### The exercise
Say how many lines include the word "Average", using only a number.

--

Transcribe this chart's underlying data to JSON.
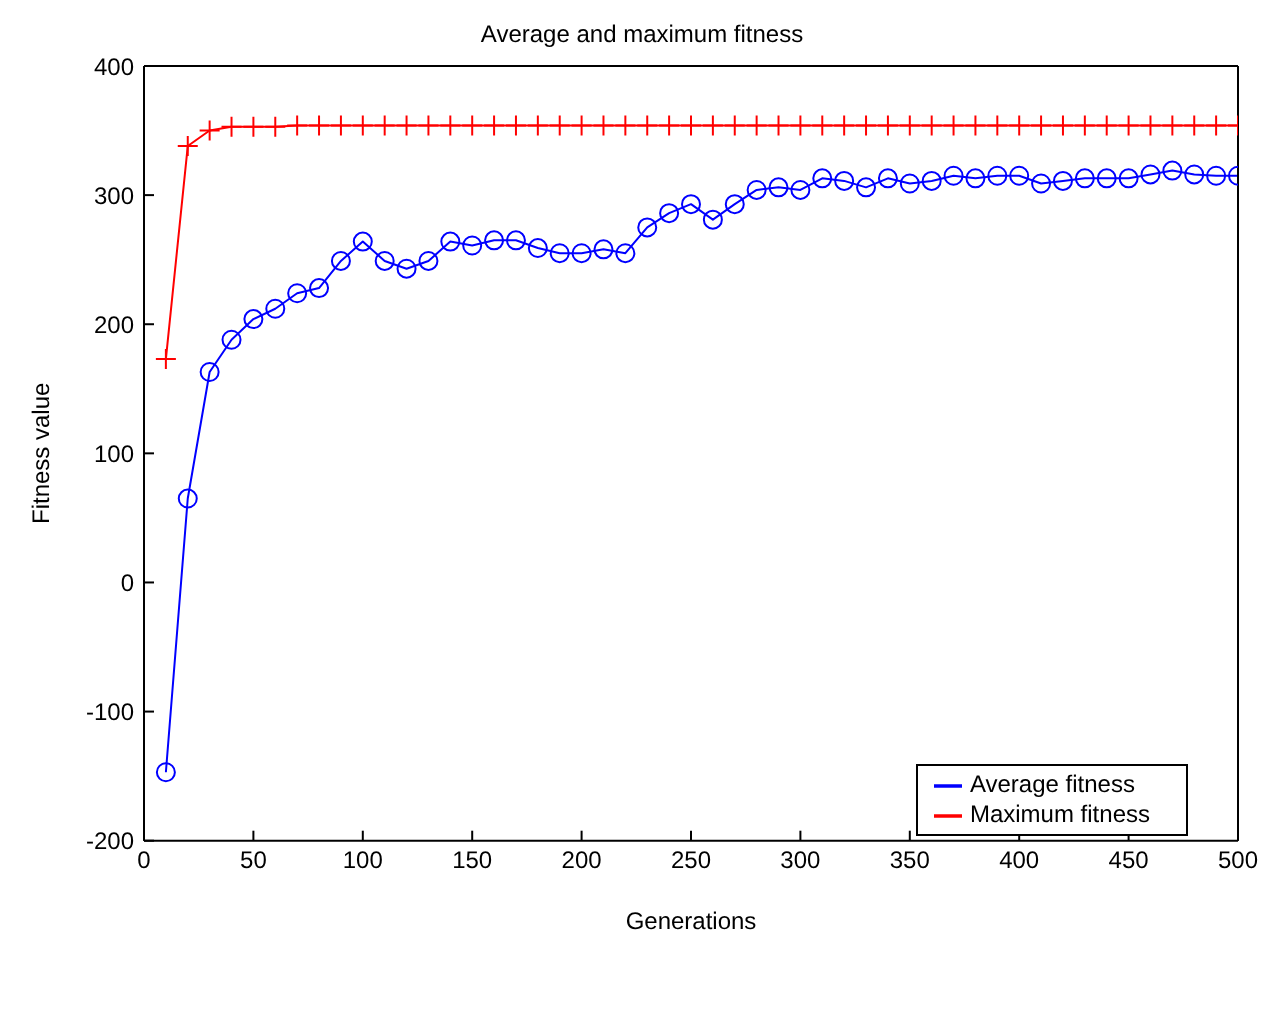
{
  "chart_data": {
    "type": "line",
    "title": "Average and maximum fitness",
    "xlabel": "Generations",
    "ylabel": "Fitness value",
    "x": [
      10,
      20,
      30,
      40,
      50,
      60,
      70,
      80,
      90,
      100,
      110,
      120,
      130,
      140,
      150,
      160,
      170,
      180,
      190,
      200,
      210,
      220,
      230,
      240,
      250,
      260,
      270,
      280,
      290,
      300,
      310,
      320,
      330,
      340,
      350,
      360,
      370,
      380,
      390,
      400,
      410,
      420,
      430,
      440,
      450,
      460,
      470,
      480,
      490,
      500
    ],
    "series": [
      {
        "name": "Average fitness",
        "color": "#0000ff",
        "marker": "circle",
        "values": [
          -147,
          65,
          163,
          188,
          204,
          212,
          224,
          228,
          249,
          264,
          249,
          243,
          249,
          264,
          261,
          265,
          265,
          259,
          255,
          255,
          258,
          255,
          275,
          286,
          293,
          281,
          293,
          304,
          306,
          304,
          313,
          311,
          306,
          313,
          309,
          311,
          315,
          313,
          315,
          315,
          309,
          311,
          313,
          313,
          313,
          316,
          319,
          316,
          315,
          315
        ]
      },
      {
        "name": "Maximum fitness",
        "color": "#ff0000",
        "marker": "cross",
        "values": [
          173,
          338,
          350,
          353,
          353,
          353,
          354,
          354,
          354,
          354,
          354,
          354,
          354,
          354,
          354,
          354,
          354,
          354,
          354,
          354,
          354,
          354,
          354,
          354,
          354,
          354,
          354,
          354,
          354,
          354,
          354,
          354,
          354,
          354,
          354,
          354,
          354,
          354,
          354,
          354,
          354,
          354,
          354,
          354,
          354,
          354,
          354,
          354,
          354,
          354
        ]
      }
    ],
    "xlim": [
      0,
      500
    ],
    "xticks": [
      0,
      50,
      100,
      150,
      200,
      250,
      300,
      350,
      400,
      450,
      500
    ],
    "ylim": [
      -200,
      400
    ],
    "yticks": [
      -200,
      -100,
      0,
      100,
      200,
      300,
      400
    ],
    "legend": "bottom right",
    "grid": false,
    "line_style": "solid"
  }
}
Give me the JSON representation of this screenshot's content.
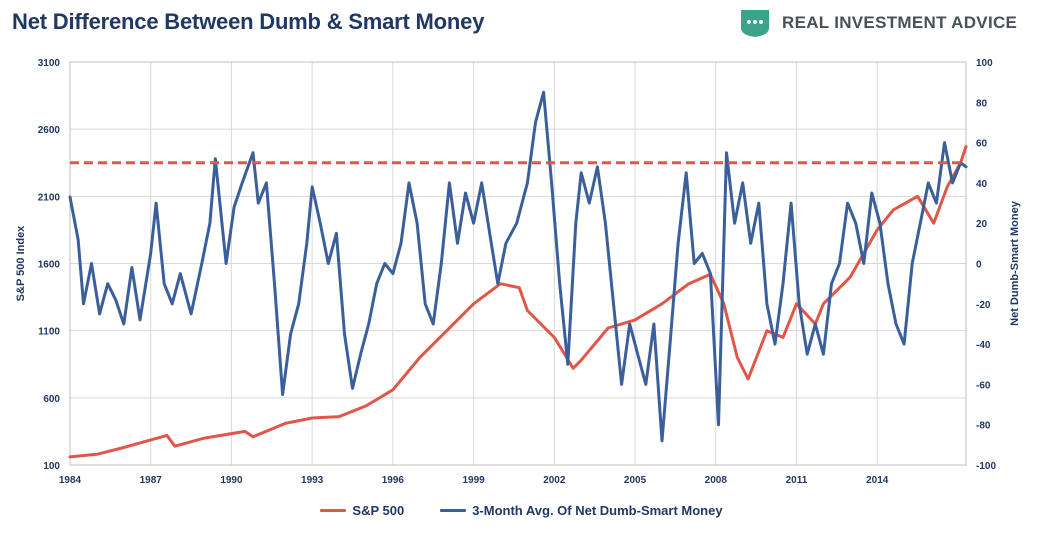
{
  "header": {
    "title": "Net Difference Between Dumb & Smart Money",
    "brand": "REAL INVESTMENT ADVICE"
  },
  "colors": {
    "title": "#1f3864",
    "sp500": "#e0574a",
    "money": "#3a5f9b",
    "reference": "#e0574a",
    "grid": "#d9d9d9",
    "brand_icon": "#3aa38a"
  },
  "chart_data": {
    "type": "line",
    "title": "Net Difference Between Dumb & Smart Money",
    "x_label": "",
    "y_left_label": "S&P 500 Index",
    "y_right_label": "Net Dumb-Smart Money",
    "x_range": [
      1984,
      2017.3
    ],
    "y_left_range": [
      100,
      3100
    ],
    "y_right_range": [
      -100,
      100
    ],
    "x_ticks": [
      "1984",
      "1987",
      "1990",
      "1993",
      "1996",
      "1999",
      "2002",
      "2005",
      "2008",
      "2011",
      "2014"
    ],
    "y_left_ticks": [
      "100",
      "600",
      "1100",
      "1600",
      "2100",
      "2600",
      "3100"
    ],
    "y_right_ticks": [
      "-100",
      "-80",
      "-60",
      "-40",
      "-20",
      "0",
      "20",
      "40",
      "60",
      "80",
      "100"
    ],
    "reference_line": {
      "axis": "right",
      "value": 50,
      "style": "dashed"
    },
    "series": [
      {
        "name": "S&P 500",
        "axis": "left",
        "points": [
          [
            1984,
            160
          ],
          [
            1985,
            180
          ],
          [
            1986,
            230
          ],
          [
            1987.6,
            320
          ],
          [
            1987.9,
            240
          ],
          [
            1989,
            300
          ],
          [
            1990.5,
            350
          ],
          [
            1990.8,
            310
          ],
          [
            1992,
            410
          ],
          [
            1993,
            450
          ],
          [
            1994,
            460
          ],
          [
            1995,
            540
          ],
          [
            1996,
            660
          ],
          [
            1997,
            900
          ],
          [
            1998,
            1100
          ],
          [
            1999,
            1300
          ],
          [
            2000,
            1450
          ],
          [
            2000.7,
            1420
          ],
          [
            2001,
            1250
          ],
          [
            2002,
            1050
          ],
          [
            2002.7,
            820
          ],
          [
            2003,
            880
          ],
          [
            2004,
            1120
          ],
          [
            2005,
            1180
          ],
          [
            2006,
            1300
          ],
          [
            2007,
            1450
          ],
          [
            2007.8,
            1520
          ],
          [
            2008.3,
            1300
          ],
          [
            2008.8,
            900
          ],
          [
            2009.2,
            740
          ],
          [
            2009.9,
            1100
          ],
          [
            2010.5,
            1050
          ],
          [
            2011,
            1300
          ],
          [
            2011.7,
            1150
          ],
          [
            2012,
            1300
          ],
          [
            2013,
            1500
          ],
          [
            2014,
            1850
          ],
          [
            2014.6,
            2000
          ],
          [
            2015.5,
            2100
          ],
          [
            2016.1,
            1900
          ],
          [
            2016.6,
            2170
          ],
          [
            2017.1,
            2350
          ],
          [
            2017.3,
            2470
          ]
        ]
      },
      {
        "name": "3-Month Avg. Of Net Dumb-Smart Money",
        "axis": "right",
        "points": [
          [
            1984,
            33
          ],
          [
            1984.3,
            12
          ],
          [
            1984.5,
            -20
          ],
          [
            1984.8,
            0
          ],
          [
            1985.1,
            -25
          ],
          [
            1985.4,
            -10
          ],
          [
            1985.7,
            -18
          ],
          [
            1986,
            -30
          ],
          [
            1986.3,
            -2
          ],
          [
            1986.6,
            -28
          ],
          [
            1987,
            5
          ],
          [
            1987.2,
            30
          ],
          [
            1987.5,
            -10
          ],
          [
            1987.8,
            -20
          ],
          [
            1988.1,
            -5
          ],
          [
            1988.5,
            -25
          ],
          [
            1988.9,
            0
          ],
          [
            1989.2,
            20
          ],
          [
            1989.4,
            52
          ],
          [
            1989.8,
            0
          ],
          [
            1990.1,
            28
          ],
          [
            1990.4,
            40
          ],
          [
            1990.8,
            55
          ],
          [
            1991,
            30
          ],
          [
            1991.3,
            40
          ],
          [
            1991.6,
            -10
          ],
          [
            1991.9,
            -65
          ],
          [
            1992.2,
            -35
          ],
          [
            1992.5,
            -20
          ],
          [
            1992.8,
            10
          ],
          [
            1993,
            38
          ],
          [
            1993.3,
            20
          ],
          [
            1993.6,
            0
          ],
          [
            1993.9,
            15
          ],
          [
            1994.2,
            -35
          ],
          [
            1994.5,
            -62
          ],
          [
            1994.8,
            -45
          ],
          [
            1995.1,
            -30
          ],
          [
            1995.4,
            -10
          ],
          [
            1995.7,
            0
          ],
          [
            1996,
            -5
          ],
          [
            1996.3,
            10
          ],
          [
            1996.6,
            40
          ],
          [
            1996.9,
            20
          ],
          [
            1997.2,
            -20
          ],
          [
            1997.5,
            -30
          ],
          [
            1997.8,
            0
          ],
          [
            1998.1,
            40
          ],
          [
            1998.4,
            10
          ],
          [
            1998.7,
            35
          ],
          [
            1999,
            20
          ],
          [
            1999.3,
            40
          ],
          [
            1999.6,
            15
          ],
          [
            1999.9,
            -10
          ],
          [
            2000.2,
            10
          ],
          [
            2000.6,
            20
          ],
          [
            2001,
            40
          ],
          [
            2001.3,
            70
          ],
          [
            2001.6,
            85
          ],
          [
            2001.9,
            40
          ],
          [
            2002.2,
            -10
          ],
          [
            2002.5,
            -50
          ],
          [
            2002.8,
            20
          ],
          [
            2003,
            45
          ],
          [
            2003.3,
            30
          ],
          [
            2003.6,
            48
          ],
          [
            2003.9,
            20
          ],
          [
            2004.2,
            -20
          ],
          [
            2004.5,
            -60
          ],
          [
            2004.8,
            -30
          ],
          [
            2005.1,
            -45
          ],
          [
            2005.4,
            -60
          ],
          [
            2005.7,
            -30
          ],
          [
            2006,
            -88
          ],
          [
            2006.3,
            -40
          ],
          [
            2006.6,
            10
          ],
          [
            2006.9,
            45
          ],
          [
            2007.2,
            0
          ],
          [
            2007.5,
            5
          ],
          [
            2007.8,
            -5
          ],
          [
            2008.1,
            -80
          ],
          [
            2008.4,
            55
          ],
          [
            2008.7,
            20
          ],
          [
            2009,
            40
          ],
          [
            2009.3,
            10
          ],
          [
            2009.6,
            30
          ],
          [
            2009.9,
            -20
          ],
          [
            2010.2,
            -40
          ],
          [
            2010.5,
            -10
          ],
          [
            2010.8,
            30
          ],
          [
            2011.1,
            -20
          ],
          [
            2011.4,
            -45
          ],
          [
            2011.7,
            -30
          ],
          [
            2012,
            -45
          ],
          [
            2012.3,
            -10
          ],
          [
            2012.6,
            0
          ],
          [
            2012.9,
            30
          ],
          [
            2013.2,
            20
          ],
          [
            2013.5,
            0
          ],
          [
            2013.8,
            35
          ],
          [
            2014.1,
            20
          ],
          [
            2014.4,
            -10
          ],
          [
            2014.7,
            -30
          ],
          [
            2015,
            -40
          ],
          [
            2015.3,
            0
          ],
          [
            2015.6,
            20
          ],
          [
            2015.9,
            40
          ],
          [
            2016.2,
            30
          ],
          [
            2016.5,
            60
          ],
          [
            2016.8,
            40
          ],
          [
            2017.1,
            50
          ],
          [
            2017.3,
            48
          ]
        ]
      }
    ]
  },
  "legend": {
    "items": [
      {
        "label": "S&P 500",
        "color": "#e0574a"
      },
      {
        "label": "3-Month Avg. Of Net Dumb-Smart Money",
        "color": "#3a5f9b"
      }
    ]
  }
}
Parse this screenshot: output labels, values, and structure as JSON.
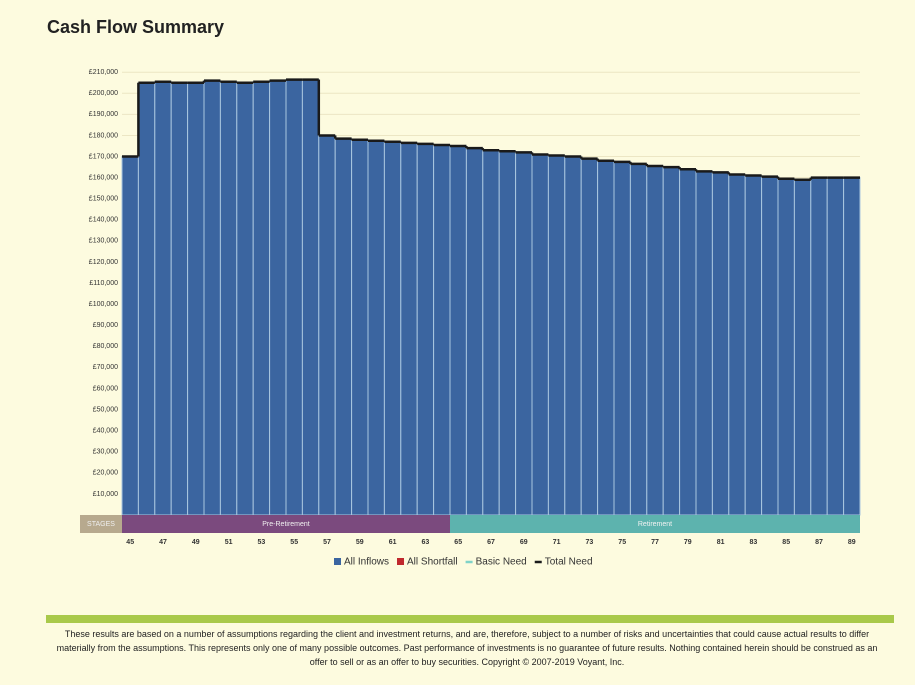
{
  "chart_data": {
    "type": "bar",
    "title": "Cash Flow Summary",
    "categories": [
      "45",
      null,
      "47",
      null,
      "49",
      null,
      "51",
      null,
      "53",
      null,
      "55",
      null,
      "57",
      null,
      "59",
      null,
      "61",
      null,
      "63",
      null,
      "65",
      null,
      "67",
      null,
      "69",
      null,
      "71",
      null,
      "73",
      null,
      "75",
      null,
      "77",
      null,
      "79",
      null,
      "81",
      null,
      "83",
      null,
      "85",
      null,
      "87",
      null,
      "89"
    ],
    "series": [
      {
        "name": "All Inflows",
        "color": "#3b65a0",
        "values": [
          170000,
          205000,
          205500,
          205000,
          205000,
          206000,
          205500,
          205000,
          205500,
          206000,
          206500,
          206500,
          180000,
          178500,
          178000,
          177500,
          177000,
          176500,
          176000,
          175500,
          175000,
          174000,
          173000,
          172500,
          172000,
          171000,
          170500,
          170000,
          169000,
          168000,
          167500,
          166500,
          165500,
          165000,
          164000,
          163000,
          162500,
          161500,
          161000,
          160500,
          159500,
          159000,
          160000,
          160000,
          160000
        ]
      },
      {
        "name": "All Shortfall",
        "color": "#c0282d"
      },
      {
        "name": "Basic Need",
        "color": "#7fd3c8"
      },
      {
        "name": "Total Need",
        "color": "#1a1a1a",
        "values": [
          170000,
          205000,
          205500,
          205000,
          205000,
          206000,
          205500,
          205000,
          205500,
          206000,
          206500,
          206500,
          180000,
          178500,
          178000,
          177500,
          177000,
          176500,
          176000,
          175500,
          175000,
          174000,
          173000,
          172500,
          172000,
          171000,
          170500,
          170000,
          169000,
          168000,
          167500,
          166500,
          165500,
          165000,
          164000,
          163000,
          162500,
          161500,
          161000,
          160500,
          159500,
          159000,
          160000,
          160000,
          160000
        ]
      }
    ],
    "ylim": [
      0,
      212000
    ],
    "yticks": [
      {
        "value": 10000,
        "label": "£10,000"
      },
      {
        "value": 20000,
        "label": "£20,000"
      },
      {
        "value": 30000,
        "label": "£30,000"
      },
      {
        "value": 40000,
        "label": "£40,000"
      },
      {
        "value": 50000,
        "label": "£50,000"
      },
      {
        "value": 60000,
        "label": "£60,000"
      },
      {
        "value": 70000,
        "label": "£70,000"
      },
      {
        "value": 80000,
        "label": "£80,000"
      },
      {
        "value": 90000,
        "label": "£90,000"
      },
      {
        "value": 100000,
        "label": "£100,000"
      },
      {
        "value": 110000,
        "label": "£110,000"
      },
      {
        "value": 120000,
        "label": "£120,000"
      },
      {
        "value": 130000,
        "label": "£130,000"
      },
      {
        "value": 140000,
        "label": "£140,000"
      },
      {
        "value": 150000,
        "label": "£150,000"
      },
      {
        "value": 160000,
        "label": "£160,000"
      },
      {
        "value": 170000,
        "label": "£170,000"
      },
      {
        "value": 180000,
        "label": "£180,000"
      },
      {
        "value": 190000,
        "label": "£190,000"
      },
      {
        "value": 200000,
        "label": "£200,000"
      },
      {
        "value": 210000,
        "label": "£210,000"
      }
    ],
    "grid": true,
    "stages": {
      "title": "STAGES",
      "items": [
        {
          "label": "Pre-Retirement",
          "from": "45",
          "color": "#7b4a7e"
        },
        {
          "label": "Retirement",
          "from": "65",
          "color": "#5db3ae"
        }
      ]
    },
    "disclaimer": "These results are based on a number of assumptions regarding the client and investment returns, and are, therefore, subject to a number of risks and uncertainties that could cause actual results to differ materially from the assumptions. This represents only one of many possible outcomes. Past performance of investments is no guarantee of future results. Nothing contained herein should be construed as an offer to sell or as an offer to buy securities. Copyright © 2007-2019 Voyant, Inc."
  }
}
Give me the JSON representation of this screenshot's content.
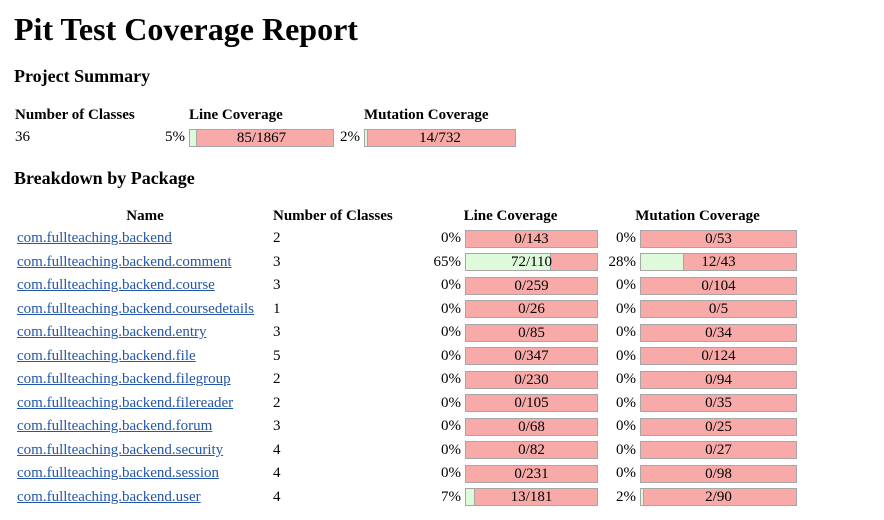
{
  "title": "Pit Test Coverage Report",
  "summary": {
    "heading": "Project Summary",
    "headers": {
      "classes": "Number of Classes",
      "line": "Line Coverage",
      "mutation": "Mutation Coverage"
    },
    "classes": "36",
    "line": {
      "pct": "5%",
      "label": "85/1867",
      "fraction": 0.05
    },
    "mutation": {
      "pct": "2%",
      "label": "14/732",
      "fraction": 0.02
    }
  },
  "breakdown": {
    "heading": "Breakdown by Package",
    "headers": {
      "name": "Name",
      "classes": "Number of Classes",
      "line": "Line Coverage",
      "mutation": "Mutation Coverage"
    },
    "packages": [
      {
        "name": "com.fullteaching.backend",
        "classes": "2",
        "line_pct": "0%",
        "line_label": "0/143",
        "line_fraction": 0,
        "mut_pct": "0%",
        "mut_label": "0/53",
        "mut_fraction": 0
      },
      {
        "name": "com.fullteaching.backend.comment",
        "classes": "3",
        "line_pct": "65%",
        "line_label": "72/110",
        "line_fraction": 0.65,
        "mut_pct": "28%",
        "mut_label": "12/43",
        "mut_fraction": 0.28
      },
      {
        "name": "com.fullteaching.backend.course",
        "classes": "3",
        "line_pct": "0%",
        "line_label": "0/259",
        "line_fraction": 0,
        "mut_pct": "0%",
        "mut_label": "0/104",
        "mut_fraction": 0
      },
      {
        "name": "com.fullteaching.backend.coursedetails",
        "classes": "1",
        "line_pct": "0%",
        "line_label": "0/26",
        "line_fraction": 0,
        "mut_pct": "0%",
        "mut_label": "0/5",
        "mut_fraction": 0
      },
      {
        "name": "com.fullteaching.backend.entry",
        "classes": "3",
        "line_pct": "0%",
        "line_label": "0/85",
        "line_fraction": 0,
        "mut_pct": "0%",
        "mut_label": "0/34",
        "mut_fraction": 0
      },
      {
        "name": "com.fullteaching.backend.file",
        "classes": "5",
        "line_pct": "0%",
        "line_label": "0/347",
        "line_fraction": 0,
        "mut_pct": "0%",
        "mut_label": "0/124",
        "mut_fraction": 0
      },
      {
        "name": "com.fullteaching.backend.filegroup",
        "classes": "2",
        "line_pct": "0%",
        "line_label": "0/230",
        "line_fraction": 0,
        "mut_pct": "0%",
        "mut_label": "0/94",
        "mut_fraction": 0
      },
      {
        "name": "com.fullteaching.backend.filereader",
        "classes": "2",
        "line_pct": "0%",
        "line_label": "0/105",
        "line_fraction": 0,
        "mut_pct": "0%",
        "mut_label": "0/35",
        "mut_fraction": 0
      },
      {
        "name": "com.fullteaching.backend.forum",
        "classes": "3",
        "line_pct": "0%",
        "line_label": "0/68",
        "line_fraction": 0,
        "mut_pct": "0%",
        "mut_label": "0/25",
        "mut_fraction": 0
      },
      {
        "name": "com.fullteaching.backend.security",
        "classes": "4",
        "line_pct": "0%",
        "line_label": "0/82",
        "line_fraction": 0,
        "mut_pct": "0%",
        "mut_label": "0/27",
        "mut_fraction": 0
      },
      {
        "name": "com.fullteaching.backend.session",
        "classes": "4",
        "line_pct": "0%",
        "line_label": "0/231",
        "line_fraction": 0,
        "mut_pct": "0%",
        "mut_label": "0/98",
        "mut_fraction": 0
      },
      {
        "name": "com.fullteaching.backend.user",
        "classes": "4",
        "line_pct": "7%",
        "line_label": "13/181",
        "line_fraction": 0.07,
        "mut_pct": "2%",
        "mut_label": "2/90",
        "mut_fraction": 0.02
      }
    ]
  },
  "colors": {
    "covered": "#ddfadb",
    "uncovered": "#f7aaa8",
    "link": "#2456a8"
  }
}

--

### Task response
2